── ENTRIES SHOWN

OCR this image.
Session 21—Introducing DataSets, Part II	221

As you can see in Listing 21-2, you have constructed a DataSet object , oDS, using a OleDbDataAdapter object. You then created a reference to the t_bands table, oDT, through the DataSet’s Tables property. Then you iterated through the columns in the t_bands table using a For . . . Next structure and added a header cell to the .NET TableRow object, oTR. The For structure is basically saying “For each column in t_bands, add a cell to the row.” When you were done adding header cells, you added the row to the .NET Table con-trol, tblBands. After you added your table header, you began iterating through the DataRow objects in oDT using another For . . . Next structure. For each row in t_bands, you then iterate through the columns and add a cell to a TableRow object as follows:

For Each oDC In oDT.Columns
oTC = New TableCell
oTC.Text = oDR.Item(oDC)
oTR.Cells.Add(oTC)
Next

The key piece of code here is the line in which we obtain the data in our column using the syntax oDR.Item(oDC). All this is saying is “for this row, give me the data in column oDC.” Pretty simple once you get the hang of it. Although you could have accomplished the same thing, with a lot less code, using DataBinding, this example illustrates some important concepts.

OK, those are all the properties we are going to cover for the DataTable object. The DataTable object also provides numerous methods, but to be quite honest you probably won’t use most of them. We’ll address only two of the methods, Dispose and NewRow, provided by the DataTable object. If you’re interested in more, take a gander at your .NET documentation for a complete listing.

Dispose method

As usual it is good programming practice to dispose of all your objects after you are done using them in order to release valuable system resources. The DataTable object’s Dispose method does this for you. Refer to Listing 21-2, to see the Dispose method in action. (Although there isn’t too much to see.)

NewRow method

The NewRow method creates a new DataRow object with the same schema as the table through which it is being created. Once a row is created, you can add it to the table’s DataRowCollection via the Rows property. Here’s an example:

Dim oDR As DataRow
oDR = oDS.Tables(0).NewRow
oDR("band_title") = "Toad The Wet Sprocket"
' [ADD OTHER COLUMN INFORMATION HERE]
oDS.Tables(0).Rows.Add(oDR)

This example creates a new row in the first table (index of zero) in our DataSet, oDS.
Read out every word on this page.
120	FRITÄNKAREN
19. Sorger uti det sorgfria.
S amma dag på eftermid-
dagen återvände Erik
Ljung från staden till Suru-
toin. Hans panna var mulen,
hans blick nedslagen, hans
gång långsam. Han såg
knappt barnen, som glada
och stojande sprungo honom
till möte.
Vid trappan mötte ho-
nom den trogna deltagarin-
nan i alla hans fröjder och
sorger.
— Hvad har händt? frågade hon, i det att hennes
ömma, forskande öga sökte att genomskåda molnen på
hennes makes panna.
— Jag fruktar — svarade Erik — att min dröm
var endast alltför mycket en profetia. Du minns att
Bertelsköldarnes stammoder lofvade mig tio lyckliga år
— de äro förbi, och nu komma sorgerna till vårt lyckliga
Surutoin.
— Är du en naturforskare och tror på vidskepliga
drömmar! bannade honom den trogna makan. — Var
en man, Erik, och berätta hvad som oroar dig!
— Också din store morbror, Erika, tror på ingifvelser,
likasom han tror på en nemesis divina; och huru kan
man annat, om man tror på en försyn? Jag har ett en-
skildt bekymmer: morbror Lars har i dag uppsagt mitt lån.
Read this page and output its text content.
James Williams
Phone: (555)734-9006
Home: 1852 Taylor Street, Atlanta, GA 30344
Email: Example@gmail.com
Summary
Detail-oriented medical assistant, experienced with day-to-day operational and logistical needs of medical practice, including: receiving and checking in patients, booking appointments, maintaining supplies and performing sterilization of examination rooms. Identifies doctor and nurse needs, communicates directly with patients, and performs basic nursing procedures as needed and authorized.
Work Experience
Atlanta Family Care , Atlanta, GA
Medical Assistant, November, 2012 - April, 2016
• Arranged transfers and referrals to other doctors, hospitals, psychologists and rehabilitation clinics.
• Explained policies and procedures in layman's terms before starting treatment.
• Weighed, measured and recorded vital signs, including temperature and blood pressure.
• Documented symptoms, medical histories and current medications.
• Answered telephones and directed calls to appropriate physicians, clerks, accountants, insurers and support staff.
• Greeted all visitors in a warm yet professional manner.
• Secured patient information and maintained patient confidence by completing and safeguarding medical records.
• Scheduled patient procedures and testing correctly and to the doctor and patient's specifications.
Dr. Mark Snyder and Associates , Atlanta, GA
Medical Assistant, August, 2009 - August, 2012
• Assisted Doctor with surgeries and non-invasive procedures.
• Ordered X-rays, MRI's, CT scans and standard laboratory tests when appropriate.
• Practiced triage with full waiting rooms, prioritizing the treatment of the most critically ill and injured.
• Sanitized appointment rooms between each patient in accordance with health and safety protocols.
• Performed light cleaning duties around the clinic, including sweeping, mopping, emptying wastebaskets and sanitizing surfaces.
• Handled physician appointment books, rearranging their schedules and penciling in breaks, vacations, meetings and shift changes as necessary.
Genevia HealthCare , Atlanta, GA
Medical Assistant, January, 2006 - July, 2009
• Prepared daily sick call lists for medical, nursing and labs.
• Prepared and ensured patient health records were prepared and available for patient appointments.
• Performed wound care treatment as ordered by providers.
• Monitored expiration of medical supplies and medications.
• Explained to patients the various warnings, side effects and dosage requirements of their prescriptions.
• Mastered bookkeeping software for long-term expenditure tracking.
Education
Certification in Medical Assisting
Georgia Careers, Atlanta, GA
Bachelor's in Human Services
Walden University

────

PROBLEM DESCRIPTION:
In the listing, find each line with the string "nursing" and copy it.

THE COMPLETED TASK:
Detail-oriented medical assistant, experienced with day-to-day operational and logistical needs of medical practice, including: receiving and checking in patients, booking appointments, maintaining supplies and performing sterilization of examination rooms. Identifies doctor and nurse needs, communicates directly with patients, and performs basic nursing procedures as needed and authorized.
• Prepared daily sick call lists for medical, nursing and labs.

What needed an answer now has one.